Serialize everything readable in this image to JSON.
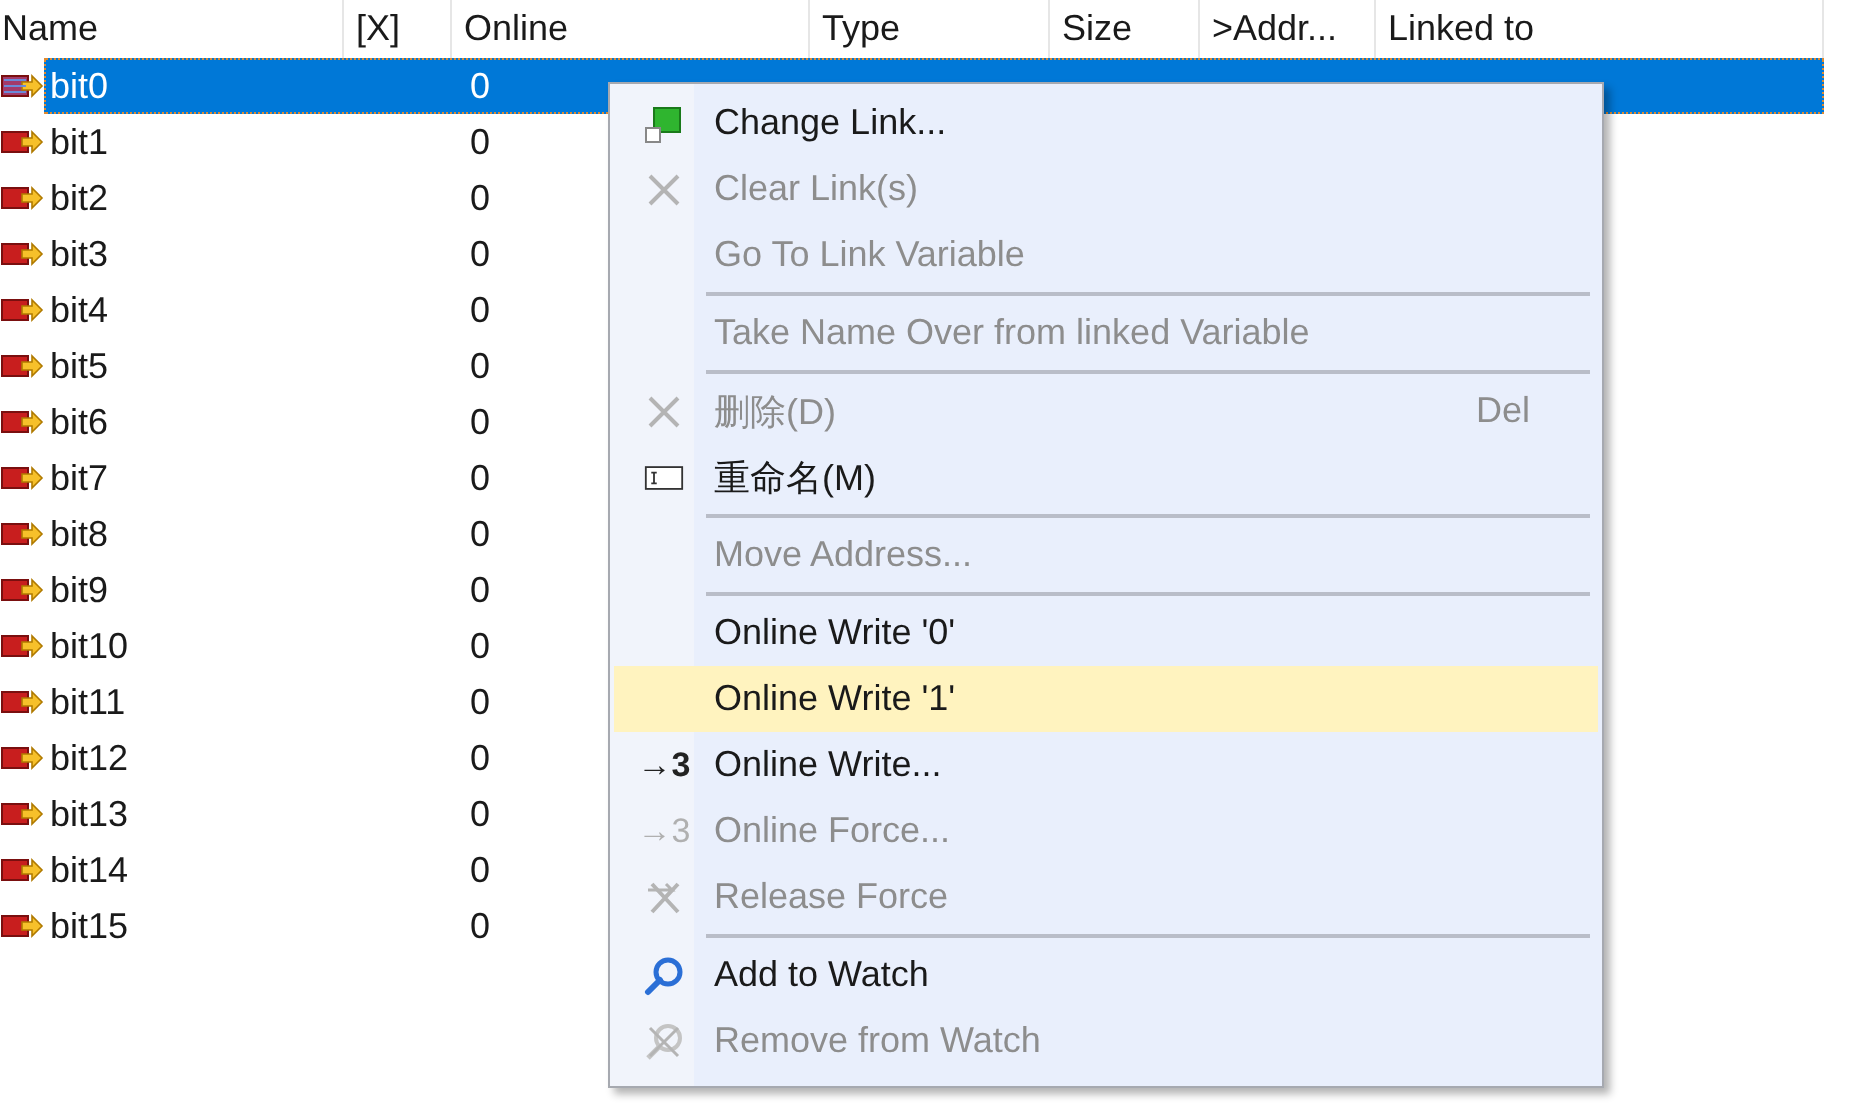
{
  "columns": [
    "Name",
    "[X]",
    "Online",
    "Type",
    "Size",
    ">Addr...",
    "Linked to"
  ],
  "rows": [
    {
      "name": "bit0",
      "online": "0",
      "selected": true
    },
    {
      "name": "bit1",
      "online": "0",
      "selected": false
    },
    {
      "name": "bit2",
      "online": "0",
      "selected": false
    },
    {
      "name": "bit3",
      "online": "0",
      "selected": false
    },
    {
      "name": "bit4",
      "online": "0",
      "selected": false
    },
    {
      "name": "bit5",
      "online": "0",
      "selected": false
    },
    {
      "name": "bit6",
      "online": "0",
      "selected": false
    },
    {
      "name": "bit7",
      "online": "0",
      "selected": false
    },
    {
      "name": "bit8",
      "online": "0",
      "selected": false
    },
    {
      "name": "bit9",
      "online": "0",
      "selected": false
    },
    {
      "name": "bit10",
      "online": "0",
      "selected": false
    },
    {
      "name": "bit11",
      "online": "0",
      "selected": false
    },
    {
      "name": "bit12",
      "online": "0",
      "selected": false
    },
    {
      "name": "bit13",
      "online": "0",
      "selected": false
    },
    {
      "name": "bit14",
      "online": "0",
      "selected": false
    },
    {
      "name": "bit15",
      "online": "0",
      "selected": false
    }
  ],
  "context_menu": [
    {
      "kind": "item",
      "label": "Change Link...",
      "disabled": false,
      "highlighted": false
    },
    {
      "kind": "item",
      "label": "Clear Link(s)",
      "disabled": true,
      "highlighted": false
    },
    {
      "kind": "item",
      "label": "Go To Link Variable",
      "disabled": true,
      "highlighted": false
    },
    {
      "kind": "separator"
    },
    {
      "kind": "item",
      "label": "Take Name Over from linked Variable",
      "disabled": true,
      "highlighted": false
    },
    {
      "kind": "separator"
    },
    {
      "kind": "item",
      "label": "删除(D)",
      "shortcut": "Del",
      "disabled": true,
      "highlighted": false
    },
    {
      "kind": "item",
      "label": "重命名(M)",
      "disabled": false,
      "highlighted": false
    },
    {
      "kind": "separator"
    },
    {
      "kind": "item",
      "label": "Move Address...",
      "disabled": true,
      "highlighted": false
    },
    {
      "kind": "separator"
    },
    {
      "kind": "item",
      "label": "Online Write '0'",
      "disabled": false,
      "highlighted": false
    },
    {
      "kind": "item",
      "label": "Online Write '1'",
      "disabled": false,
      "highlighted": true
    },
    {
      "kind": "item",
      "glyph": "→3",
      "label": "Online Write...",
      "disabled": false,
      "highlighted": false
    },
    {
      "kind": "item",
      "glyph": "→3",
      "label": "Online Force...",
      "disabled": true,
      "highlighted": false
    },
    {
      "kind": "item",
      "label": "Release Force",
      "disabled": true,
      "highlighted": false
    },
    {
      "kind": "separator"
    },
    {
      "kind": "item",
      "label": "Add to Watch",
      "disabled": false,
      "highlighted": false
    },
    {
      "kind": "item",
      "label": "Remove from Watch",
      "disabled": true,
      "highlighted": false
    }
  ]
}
■ ■ ■
Work to do.
Make an exact copy of the listing above. Do not include the pictures.

Full answer.
Serialize everything readable in this image to JSON.
{
  "columns": [
    "Name",
    "[X]",
    "Online",
    "Type",
    "Size",
    ">Addr...",
    "Linked to"
  ],
  "rows": [
    {
      "name": "bit0",
      "online": "0",
      "selected": true
    },
    {
      "name": "bit1",
      "online": "0",
      "selected": false
    },
    {
      "name": "bit2",
      "online": "0",
      "selected": false
    },
    {
      "name": "bit3",
      "online": "0",
      "selected": false
    },
    {
      "name": "bit4",
      "online": "0",
      "selected": false
    },
    {
      "name": "bit5",
      "online": "0",
      "selected": false
    },
    {
      "name": "bit6",
      "online": "0",
      "selected": false
    },
    {
      "name": "bit7",
      "online": "0",
      "selected": false
    },
    {
      "name": "bit8",
      "online": "0",
      "selected": false
    },
    {
      "name": "bit9",
      "online": "0",
      "selected": false
    },
    {
      "name": "bit10",
      "online": "0",
      "selected": false
    },
    {
      "name": "bit11",
      "online": "0",
      "selected": false
    },
    {
      "name": "bit12",
      "online": "0",
      "selected": false
    },
    {
      "name": "bit13",
      "online": "0",
      "selected": false
    },
    {
      "name": "bit14",
      "online": "0",
      "selected": false
    },
    {
      "name": "bit15",
      "online": "0",
      "selected": false
    }
  ],
  "context_menu": [
    {
      "kind": "item",
      "label": "Change Link...",
      "disabled": false,
      "highlighted": false
    },
    {
      "kind": "item",
      "label": "Clear Link(s)",
      "disabled": true,
      "highlighted": false
    },
    {
      "kind": "item",
      "label": "Go To Link Variable",
      "disabled": true,
      "highlighted": false
    },
    {
      "kind": "separator"
    },
    {
      "kind": "item",
      "label": "Take Name Over from linked Variable",
      "disabled": true,
      "highlighted": false
    },
    {
      "kind": "separator"
    },
    {
      "kind": "item",
      "label": "删除(D)",
      "shortcut": "Del",
      "disabled": true,
      "highlighted": false
    },
    {
      "kind": "item",
      "label": "重命名(M)",
      "disabled": false,
      "highlighted": false
    },
    {
      "kind": "separator"
    },
    {
      "kind": "item",
      "label": "Move Address...",
      "disabled": true,
      "highlighted": false
    },
    {
      "kind": "separator"
    },
    {
      "kind": "item",
      "label": "Online Write '0'",
      "disabled": false,
      "highlighted": false
    },
    {
      "kind": "item",
      "label": "Online Write '1'",
      "disabled": false,
      "highlighted": true
    },
    {
      "kind": "item",
      "glyph": "→3",
      "label": "Online Write...",
      "disabled": false,
      "highlighted": false
    },
    {
      "kind": "item",
      "glyph": "→3",
      "label": "Online Force...",
      "disabled": true,
      "highlighted": false
    },
    {
      "kind": "item",
      "label": "Release Force",
      "disabled": true,
      "highlighted": false
    },
    {
      "kind": "separator"
    },
    {
      "kind": "item",
      "label": "Add to Watch",
      "disabled": false,
      "highlighted": false
    },
    {
      "kind": "item",
      "label": "Remove from Watch",
      "disabled": true,
      "highlighted": false
    }
  ]
}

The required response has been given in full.